Return the records, each one exactly as written.

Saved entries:
━━━━━━━━━━━━━━━━━━━━━━━━━━━━━━

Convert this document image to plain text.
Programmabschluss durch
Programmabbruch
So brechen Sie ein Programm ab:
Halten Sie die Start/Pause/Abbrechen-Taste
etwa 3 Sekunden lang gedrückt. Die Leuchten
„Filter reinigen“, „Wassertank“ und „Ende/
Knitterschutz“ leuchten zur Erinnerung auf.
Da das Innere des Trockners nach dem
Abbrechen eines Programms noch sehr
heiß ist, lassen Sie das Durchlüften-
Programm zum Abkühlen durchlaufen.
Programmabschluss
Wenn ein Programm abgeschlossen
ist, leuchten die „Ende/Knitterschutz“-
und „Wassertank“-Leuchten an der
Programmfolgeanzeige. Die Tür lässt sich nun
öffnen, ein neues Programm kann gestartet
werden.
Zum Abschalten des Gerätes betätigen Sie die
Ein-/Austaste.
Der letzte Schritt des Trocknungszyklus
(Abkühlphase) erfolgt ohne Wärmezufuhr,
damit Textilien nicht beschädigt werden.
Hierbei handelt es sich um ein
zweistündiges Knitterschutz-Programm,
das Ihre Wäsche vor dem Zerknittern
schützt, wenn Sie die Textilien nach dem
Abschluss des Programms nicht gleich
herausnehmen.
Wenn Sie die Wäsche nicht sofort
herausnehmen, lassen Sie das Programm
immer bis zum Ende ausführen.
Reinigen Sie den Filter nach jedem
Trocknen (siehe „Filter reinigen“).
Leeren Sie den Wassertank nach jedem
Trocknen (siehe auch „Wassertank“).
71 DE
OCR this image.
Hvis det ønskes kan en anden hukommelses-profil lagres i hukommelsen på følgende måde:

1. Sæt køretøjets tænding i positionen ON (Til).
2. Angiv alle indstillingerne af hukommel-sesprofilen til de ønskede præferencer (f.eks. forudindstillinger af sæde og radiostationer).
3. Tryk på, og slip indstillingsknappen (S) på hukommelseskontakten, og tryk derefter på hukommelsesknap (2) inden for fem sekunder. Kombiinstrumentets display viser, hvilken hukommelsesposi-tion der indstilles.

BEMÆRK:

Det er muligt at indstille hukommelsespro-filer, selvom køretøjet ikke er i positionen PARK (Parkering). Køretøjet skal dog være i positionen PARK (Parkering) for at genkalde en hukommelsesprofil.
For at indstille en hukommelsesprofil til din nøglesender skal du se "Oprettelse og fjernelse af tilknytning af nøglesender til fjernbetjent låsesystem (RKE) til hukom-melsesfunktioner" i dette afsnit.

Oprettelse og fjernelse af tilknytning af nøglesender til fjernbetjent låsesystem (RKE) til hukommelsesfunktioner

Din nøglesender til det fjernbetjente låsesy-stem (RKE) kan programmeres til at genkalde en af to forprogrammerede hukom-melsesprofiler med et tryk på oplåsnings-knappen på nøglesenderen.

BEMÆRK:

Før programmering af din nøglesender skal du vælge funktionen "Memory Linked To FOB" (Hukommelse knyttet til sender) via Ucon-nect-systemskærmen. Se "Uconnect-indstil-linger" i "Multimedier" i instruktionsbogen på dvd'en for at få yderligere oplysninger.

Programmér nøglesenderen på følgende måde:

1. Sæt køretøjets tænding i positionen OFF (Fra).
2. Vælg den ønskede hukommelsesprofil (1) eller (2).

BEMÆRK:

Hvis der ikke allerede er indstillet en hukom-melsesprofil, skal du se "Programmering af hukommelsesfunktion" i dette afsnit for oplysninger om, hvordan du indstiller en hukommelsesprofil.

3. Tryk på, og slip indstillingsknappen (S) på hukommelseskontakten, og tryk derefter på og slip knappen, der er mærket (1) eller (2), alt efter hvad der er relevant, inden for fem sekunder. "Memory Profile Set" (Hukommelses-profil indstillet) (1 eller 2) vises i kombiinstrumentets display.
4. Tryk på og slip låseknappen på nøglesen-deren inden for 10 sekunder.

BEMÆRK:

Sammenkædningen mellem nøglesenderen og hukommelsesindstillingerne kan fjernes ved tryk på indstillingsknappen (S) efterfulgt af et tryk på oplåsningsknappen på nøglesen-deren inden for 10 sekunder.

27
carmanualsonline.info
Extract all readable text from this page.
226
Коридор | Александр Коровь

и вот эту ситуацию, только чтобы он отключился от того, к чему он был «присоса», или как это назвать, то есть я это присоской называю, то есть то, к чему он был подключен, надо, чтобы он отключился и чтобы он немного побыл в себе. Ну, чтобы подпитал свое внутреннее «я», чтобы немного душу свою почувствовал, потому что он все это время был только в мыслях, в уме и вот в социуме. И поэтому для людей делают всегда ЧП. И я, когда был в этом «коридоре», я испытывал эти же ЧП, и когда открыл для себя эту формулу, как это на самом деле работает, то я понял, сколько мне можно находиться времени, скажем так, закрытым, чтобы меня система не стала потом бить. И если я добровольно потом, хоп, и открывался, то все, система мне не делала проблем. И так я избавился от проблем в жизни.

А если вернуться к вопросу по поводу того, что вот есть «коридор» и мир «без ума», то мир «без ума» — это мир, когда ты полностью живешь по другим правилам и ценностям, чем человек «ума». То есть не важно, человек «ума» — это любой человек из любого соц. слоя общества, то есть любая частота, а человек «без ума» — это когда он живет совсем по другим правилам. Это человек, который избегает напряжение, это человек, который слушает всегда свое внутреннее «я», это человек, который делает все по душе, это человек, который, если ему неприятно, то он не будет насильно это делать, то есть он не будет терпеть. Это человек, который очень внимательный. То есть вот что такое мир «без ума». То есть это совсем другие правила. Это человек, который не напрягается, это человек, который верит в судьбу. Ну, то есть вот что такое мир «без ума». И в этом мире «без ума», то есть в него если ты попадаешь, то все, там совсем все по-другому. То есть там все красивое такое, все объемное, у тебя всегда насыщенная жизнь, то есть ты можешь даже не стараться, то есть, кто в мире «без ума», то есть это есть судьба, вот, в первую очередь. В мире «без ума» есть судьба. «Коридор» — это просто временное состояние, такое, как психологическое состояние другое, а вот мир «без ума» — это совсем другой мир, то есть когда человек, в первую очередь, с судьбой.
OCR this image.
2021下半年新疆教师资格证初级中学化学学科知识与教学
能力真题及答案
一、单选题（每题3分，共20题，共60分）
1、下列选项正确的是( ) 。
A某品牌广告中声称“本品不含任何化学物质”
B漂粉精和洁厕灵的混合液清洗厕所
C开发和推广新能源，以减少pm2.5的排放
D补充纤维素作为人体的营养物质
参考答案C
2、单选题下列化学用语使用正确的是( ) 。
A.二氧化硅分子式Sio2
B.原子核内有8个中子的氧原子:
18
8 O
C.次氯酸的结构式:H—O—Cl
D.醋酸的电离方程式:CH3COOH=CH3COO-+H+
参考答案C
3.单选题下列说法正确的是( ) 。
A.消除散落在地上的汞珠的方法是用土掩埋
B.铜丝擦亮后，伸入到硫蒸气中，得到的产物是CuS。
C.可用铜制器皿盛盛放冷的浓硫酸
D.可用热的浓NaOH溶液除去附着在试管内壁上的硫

━━━━━━━━━━━━━━━━━━━━━━━━━━━━━━

THE RESULT »
Convert this document image to plain text.
Programmabschluss durch
Programmabbruch
So brechen Sie ein Programm ab:
Halten Sie die Start/Pause/Abbrechen-Taste
etwa 3 Sekunden lang gedrückt. Die Leuchten
„Filter reinigen“, „Wassertank“ und „Ende/
Knitterschutz“ leuchten zur Erinnerung auf.
Da das Innere des Trockners nach dem
Abbrechen eines Programms noch sehr
heiß ist, lassen Sie das Durchlüften-
Programm zum Abkühlen durchlaufen.
Programmabschluss
Wenn ein Programm abgeschlossen
ist, leuchten die „Ende/Knitterschutz“-
und „Wassertank“-Leuchten an der
Programmfolgeanzeige. Die Tür lässt sich nun
öffnen, ein neues Programm kann gestartet
werden.
Zum Abschalten des Gerätes betätigen Sie die
Ein-/Austaste.
Der letzte Schritt des Trocknungszyklus
(Abkühlphase) erfolgt ohne Wärmezufuhr,
damit Textilien nicht beschädigt werden.
Hierbei handelt es sich um ein
zweistündiges Knitterschutz-Programm,
das Ihre Wäsche vor dem Zerknittern
schützt, wenn Sie die Textilien nach dem
Abschluss des Programms nicht gleich
herausnehmen.
Wenn Sie die Wäsche nicht sofort
herausnehmen, lassen Sie das Programm
immer bis zum Ende ausführen.
Reinigen Sie den Filter nach jedem
Trocknen (siehe „Filter reinigen“).
Leeren Sie den Wassertank nach jedem
Trocknen (siehe auch „Wassertank“).
71 DE
OCR this image.
Hvis det ønskes kan en anden hukommelses-profil lagres i hukommelsen på følgende måde:

1. Sæt køretøjets tænding i positionen ON (Til).
2. Angiv alle indstillingerne af hukommel-sesprofilen til de ønskede præferencer (f.eks. forudindstillinger af sæde og radiostationer).
3. Tryk på, og slip indstillingsknappen (S) på hukommelseskontakten, og tryk derefter på hukommelsesknap (2) inden for fem sekunder. Kombiinstrumentets display viser, hvilken hukommelsesposi-tion der indstilles.

BEMÆRK:

Det er muligt at indstille hukommelsespro-filer, selvom køretøjet ikke er i positionen PARK (Parkering). Køretøjet skal dog være i positionen PARK (Parkering) for at genkalde en hukommelsesprofil.
For at indstille en hukommelsesprofil til din nøglesender skal du se "Oprettelse og fjernelse af tilknytning af nøglesender til fjernbetjent låsesystem (RKE) til hukom-melsesfunktioner" i dette afsnit.

Oprettelse og fjernelse af tilknytning af nøglesender til fjernbetjent låsesystem (RKE) til hukommelsesfunktioner

Din nøglesender til det fjernbetjente låsesy-stem (RKE) kan programmeres til at genkalde en af to forprogrammerede hukom-melsesprofiler med et tryk på oplåsnings-knappen på nøglesenderen.

BEMÆRK:

Før programmering af din nøglesender skal du vælge funktionen "Memory Linked To FOB" (Hukommelse knyttet til sender) via Ucon-nect-systemskærmen. Se "Uconnect-indstil-linger" i "Multimedier" i instruktionsbogen på dvd'en for at få yderligere oplysninger.

Programmér nøglesenderen på følgende måde:

1. Sæt køretøjets tænding i positionen OFF (Fra).
2. Vælg den ønskede hukommelsesprofil (1) eller (2).

BEMÆRK:

Hvis der ikke allerede er indstillet en hukom-melsesprofil, skal du se "Programmering af hukommelsesfunktion" i dette afsnit for oplysninger om, hvordan du indstiller en hukommelsesprofil.

3. Tryk på, og slip indstillingsknappen (S) på hukommelseskontakten, og tryk derefter på og slip knappen, der er mærket (1) eller (2), alt efter hvad der er relevant, inden for fem sekunder. "Memory Profile Set" (Hukommelses-profil indstillet) (1 eller 2) vises i kombiinstrumentets display.
4. Tryk på og slip låseknappen på nøglesen-deren inden for 10 sekunder.

BEMÆRK:

Sammenkædningen mellem nøglesenderen og hukommelsesindstillingerne kan fjernes ved tryk på indstillingsknappen (S) efterfulgt af et tryk på oplåsningsknappen på nøglesen-deren inden for 10 sekunder.

27
carmanualsonline.info
Extract all readable text from this page.
226
Коридор | Александр Коровь

и вот эту ситуацию, только чтобы он отключился от того, к чему он был «присоса», или как это назвать, то есть я это присоской называю, то есть то, к чему он был подключен, надо, чтобы он отключился и чтобы он немного побыл в себе. Ну, чтобы подпитал свое внутреннее «я», чтобы немного душу свою почувствовал, потому что он все это время был только в мыслях, в уме и вот в социуме. И поэтому для людей делают всегда ЧП. И я, когда был в этом «коридоре», я испытывал эти же ЧП, и когда открыл для себя эту формулу, как это на самом деле работает, то я понял, сколько мне можно находиться времени, скажем так, закрытым, чтобы меня система не стала потом бить. И если я добровольно потом, хоп, и открывался, то все, система мне не делала проблем. И так я избавился от проблем в жизни.

А если вернуться к вопросу по поводу того, что вот есть «коридор» и мир «без ума», то мир «без ума» — это мир, когда ты полностью живешь по другим правилам и ценностям, чем человек «ума». То есть не важно, человек «ума» — это любой человек из любого соц. слоя общества, то есть любая частота, а человек «без ума» — это когда он живет совсем по другим правилам. Это человек, который избегает напряжение, это человек, который слушает всегда свое внутреннее «я», это человек, который делает все по душе, это человек, который, если ему неприятно, то он не будет насильно это делать, то есть он не будет терпеть. Это человек, который очень внимательный. То есть вот что такое мир «без ума». То есть это совсем другие правила. Это человек, который не напрягается, это человек, который верит в судьбу. Ну, то есть вот что такое мир «без ума». И в этом мире «без ума», то есть в него если ты попадаешь, то все, там совсем все по-другому. То есть там все красивое такое, все объемное, у тебя всегда насыщенная жизнь, то есть ты можешь даже не стараться, то есть, кто в мире «без ума», то есть это есть судьба, вот, в первую очередь. В мире «без ума» есть судьба. «Коридор» — это просто временное состояние, такое, как психологическое состояние другое, а вот мир «без ума» — это совсем другой мир, то есть когда человек, в первую очередь, с судьбой.
OCR this image.
2021下半年新疆教师资格证初级中学化学学科知识与教学
能力真题及答案
一、单选题（每题3分，共20题，共60分）
1、下列选项正确的是( ) 。
A某品牌广告中声称“本品不含任何化学物质”
B漂粉精和洁厕灵的混合液清洗厕所
C开发和推广新能源，以减少pm2.5的排放
D补充纤维素作为人体的营养物质
参考答案C
2、单选题下列化学用语使用正确的是( ) 。
A.二氧化硅分子式Sio2
B.原子核内有8个中子的氧原子:
18
8 O
C.次氯酸的结构式:H—O—Cl
D.醋酸的电离方程式:CH3COOH=CH3COO-+H+
参考答案C
3.单选题下列说法正确的是( ) 。
A.消除散落在地上的汞珠的方法是用土掩埋
B.铜丝擦亮后，伸入到硫蒸气中，得到的产物是CuS。
C.可用铜制器皿盛盛放冷的浓硫酸
D.可用热的浓NaOH溶液除去附着在试管内壁上的硫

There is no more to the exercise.